**OBJECTIVE:**
Write out the entries below once more, exactly, with the pictures left out.

**RECORDED DATA:**
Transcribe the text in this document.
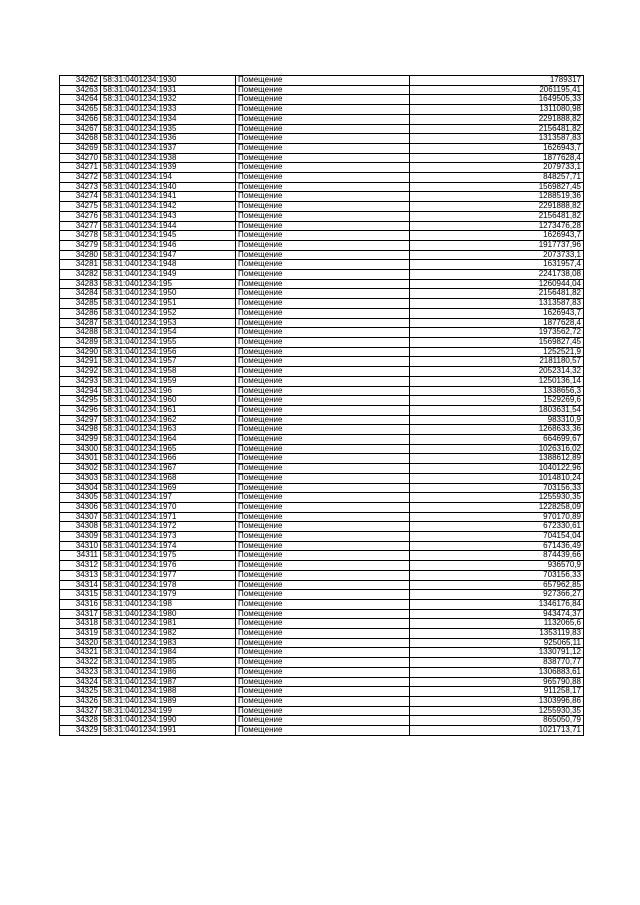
34262	58:31:0401234:1930	Помещение	1789317
34263	58:31:0401234:1931	Помещение	2061195,41
34264	58:31:0401234:1932	Помещение	1649505,33
34265	58:31:0401234:1933	Помещение	1311080,98
34266	58:31:0401234:1934	Помещение	2291888,82
34267	58:31:0401234:1935	Помещение	2156481,82
34268	58:31:0401234:1936	Помещение	1313587,83
34269	58:31:0401234:1937	Помещение	1626943,7
34270	58:31:0401234:1938	Помещение	1877628,4
34271	58:31:0401234:1939	Помещение	2079733,1
34272	58:31:0401234:194	Помещение	848257,71
34273	58:31:0401234:1940	Помещение	1569827,45
34274	58:31:0401234:1941	Помещение	1288519,36
34275	58:31:0401234:1942	Помещение	2291888,82
34276	58:31:0401234:1943	Помещение	2156481,82
34277	58:31:0401234:1944	Помещение	1273476,28
34278	58:31:0401234:1945	Помещение	1626943,7
34279	58:31:0401234:1946	Помещение	1917737,96
34280	58:31:0401234:1947	Помещение	2073733,1
34281	58:31:0401234:1948	Помещение	1631957,4
34282	58:31:0401234:1949	Помещение	2241738,08
34283	58:31:0401234:195	Помещение	1260944,04
34284	58:31:0401234:1950	Помещение	2156481,82
34285	58:31:0401234:1951	Помещение	1313587,83
34286	58:31:0401234:1952	Помещение	1626943,7
34287	58:31:0401234:1953	Помещение	1877628,4
34288	58:31:0401234:1954	Помещение	1973562,72
34289	58:31:0401234:1955	Помещение	1569827,45
34290	58:31:0401234:1956	Помещение	1252521,9
34291	58:31:0401234:1957	Помещение	2181180,57
34292	58:31:0401234:1958	Помещение	2052314,32
34293	58:31:0401234:1959	Помещение	1250136,14
34294	58:31:0401234:196	Помещение	1338656,3
34295	58:31:0401234:1960	Помещение	1529269,6
34296	58:31:0401234:1961	Помещение	1803631,54
34297	58:31:0401234:1962	Помещение	983310,9
34298	58:31:0401234:1963	Помещение	1268633,36
34299	58:31:0401234:1964	Помещение	664699,67
34300	58:31:0401234:1965	Помещение	1026316,02
34301	58:31:0401234:1966	Помещение	1388612,89
34302	58:31:0401234:1967	Помещение	1040122,96
34303	58:31:0401234:1968	Помещение	1014810,24
34304	58:31:0401234:1969	Помещение	703156,33
34305	58:31:0401234:197	Помещение	1255930,35
34306	58:31:0401234:1970	Помещение	1228258,09
34307	58:31:0401234:1971	Помещение	970170,89
34308	58:31:0401234:1972	Помещение	672330,61
34309	58:31:0401234:1973	Помещение	704154,04
34310	58:31:0401234:1974	Помещение	671436,49
34311	58:31:0401234:1975	Помещение	874439,66
34312	58:31:0401234:1976	Помещение	936570,9
34313	58:31:0401234:1977	Помещение	703156,33
34314	58:31:0401234:1978	Помещение	657962,85
34315	58:31:0401234:1979	Помещение	927366,27
34316	58:31:0401234:198	Помещение	1346176,84
34317	58:31:0401234:1980	Помещение	943474,37
34318	58:31:0401234:1981	Помещение	1132065,6
34319	58:31:0401234:1982	Помещение	1353119,83
34320	58:31:0401234:1983	Помещение	925065,11
34321	58:31:0401234:1984	Помещение	1330791,12
34322	58:31:0401234:1985	Помещение	838770,77
34323	58:31:0401234:1986	Помещение	1306883,61
34324	58:31:0401234:1987	Помещение	965790,88
34325	58:31:0401234:1988	Помещение	911258,17
34326	58:31:0401234:1989	Помещение	1303996,86
34327	58:31:0401234:199	Помещение	1255930,35
34328	58:31:0401234:1990	Помещение	865050,79
34329	58:31:0401234:1991	Помещение	1021713,71
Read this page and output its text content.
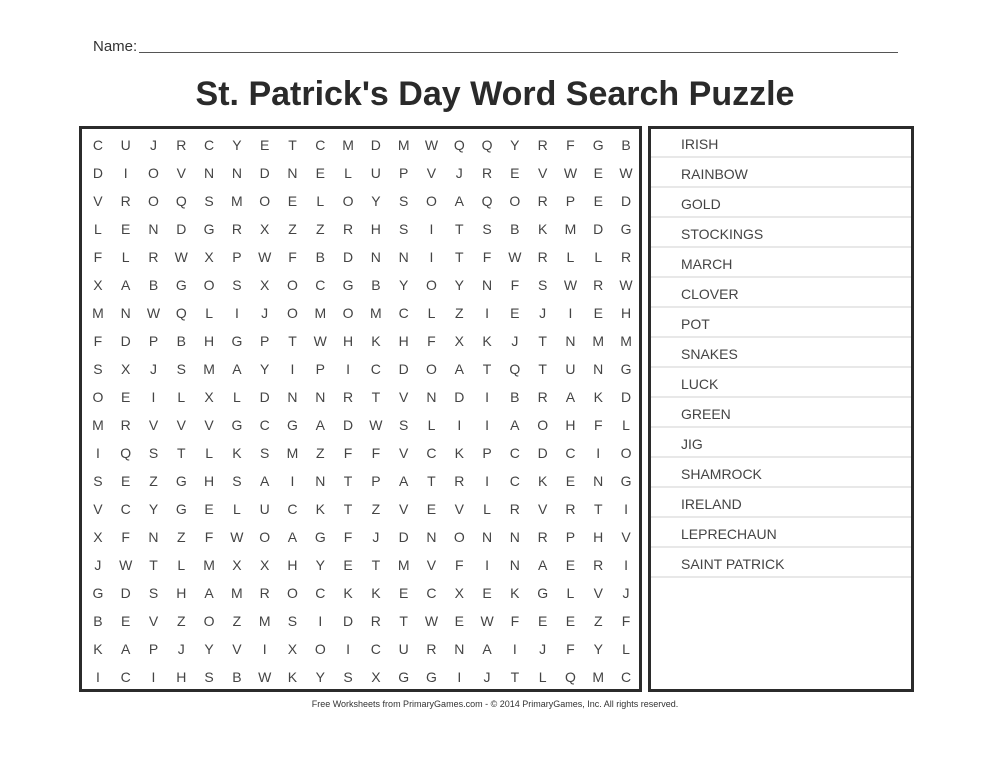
Name:
St. Patrick's Day Word Search Puzzle
C	U	J	R	C	Y	E	T	C	M	D	M	W	Q	Q	Y	R	F	G	B
D	I	O	V	N	N	D	N	E	L	U	P	V	J	R	E	V	W	E	W
V	R	O	Q	S	M	O	E	L	O	Y	S	O	A	Q	O	R	P	E	D
L	E	N	D	G	R	X	Z	Z	R	H	S	I	T	S	B	K	M	D	G
F	L	R	W	X	P	W	F	B	D	N	N	I	T	F	W	R	L	L	R
X	A	B	G	O	S	X	O	C	G	B	Y	O	Y	N	F	S	W	R	W
M	N	W	Q	L	I	J	O	M	O	M	C	L	Z	I	E	J	I	E	H
F	D	P	B	H	G	P	T	W	H	K	H	F	X	K	J	T	N	M	M
S	X	J	S	M	A	Y	I	P	I	C	D	O	A	T	Q	T	U	N	G
O	E	I	L	X	L	D	N	N	R	T	V	N	D	I	B	R	A	K	D
M	R	V	V	V	G	C	G	A	D	W	S	L	I	I	A	O	H	F	L
I	Q	S	T	L	K	S	M	Z	F	F	V	C	K	P	C	D	C	I	O
S	E	Z	G	H	S	A	I	N	T	P	A	T	R	I	C	K	E	N	G
V	C	Y	G	E	L	U	C	K	T	Z	V	E	V	L	R	V	R	T	I
X	F	N	Z	F	W	O	A	G	F	J	D	N	O	N	N	R	P	H	V
J	W	T	L	M	X	X	H	Y	E	T	M	V	F	I	N	A	E	R	I
G	D	S	H	A	M	R	O	C	K	K	E	C	X	E	K	G	L	V	J
B	E	V	Z	O	Z	M	S	I	D	R	T	W	E	W	F	E	E	Z	F
K	A	P	J	Y	V	I	X	O	I	C	U	R	N	A	I	J	F	Y	L
I	C	I	H	S	B	W	K	Y	S	X	G	G	I	J	T	L	Q	M	C
IRISH
RAINBOW
GOLD
STOCKINGS
MARCH
CLOVER
POT
SNAKES
LUCK
GREEN
JIG
SHAMROCK
IRELAND
LEPRECHAUN
SAINT PATRICK
Free Worksheets from PrimaryGames.com - © 2014 PrimaryGames, Inc. All rights reserved.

**SOLVED EXERCISE:**
Transcribe the text in this document.
34262	58:31:0401234:1930	Помещение	1789317
34263	58:31:0401234:1931	Помещение	2061195,41
34264	58:31:0401234:1932	Помещение	1649505,33
34265	58:31:0401234:1933	Помещение	1311080,98
34266	58:31:0401234:1934	Помещение	2291888,82
34267	58:31:0401234:1935	Помещение	2156481,82
34268	58:31:0401234:1936	Помещение	1313587,83
34269	58:31:0401234:1937	Помещение	1626943,7
34270	58:31:0401234:1938	Помещение	1877628,4
34271	58:31:0401234:1939	Помещение	2079733,1
34272	58:31:0401234:194	Помещение	848257,71
34273	58:31:0401234:1940	Помещение	1569827,45
34274	58:31:0401234:1941	Помещение	1288519,36
34275	58:31:0401234:1942	Помещение	2291888,82
34276	58:31:0401234:1943	Помещение	2156481,82
34277	58:31:0401234:1944	Помещение	1273476,28
34278	58:31:0401234:1945	Помещение	1626943,7
34279	58:31:0401234:1946	Помещение	1917737,96
34280	58:31:0401234:1947	Помещение	2073733,1
34281	58:31:0401234:1948	Помещение	1631957,4
34282	58:31:0401234:1949	Помещение	2241738,08
34283	58:31:0401234:195	Помещение	1260944,04
34284	58:31:0401234:1950	Помещение	2156481,82
34285	58:31:0401234:1951	Помещение	1313587,83
34286	58:31:0401234:1952	Помещение	1626943,7
34287	58:31:0401234:1953	Помещение	1877628,4
34288	58:31:0401234:1954	Помещение	1973562,72
34289	58:31:0401234:1955	Помещение	1569827,45
34290	58:31:0401234:1956	Помещение	1252521,9
34291	58:31:0401234:1957	Помещение	2181180,57
34292	58:31:0401234:1958	Помещение	2052314,32
34293	58:31:0401234:1959	Помещение	1250136,14
34294	58:31:0401234:196	Помещение	1338656,3
34295	58:31:0401234:1960	Помещение	1529269,6
34296	58:31:0401234:1961	Помещение	1803631,54
34297	58:31:0401234:1962	Помещение	983310,9
34298	58:31:0401234:1963	Помещение	1268633,36
34299	58:31:0401234:1964	Помещение	664699,67
34300	58:31:0401234:1965	Помещение	1026316,02
34301	58:31:0401234:1966	Помещение	1388612,89
34302	58:31:0401234:1967	Помещение	1040122,96
34303	58:31:0401234:1968	Помещение	1014810,24
34304	58:31:0401234:1969	Помещение	703156,33
34305	58:31:0401234:197	Помещение	1255930,35
34306	58:31:0401234:1970	Помещение	1228258,09
34307	58:31:0401234:1971	Помещение	970170,89
34308	58:31:0401234:1972	Помещение	672330,61
34309	58:31:0401234:1973	Помещение	704154,04
34310	58:31:0401234:1974	Помещение	671436,49
34311	58:31:0401234:1975	Помещение	874439,66
34312	58:31:0401234:1976	Помещение	936570,9
34313	58:31:0401234:1977	Помещение	703156,33
34314	58:31:0401234:1978	Помещение	657962,85
34315	58:31:0401234:1979	Помещение	927366,27
34316	58:31:0401234:198	Помещение	1346176,84
34317	58:31:0401234:1980	Помещение	943474,37
34318	58:31:0401234:1981	Помещение	1132065,6
34319	58:31:0401234:1982	Помещение	1353119,83
34320	58:31:0401234:1983	Помещение	925065,11
34321	58:31:0401234:1984	Помещение	1330791,12
34322	58:31:0401234:1985	Помещение	838770,77
34323	58:31:0401234:1986	Помещение	1306883,61
34324	58:31:0401234:1987	Помещение	965790,88
34325	58:31:0401234:1988	Помещение	911258,17
34326	58:31:0401234:1989	Помещение	1303996,86
34327	58:31:0401234:199	Помещение	1255930,35
34328	58:31:0401234:1990	Помещение	865050,79
34329	58:31:0401234:1991	Помещение	1021713,71
Read this page and output its text content.
Name:
St. Patrick's Day Word Search Puzzle
C	U	J	R	C	Y	E	T	C	M	D	M	W	Q	Q	Y	R	F	G	B
D	I	O	V	N	N	D	N	E	L	U	P	V	J	R	E	V	W	E	W
V	R	O	Q	S	M	O	E	L	O	Y	S	O	A	Q	O	R	P	E	D
L	E	N	D	G	R	X	Z	Z	R	H	S	I	T	S	B	K	M	D	G
F	L	R	W	X	P	W	F	B	D	N	N	I	T	F	W	R	L	L	R
X	A	B	G	O	S	X	O	C	G	B	Y	O	Y	N	F	S	W	R	W
M	N	W	Q	L	I	J	O	M	O	M	C	L	Z	I	E	J	I	E	H
F	D	P	B	H	G	P	T	W	H	K	H	F	X	K	J	T	N	M	M
S	X	J	S	M	A	Y	I	P	I	C	D	O	A	T	Q	T	U	N	G
O	E	I	L	X	L	D	N	N	R	T	V	N	D	I	B	R	A	K	D
M	R	V	V	V	G	C	G	A	D	W	S	L	I	I	A	O	H	F	L
I	Q	S	T	L	K	S	M	Z	F	F	V	C	K	P	C	D	C	I	O
S	E	Z	G	H	S	A	I	N	T	P	A	T	R	I	C	K	E	N	G
V	C	Y	G	E	L	U	C	K	T	Z	V	E	V	L	R	V	R	T	I
X	F	N	Z	F	W	O	A	G	F	J	D	N	O	N	N	R	P	H	V
J	W	T	L	M	X	X	H	Y	E	T	M	V	F	I	N	A	E	R	I
G	D	S	H	A	M	R	O	C	K	K	E	C	X	E	K	G	L	V	J
B	E	V	Z	O	Z	M	S	I	D	R	T	W	E	W	F	E	E	Z	F
K	A	P	J	Y	V	I	X	O	I	C	U	R	N	A	I	J	F	Y	L
I	C	I	H	S	B	W	K	Y	S	X	G	G	I	J	T	L	Q	M	C
IRISH
RAINBOW
GOLD
STOCKINGS
MARCH
CLOVER
POT
SNAKES
LUCK
GREEN
JIG
SHAMROCK
IRELAND
LEPRECHAUN
SAINT PATRICK
Free Worksheets from PrimaryGames.com - © 2014 PrimaryGames, Inc. All rights reserved.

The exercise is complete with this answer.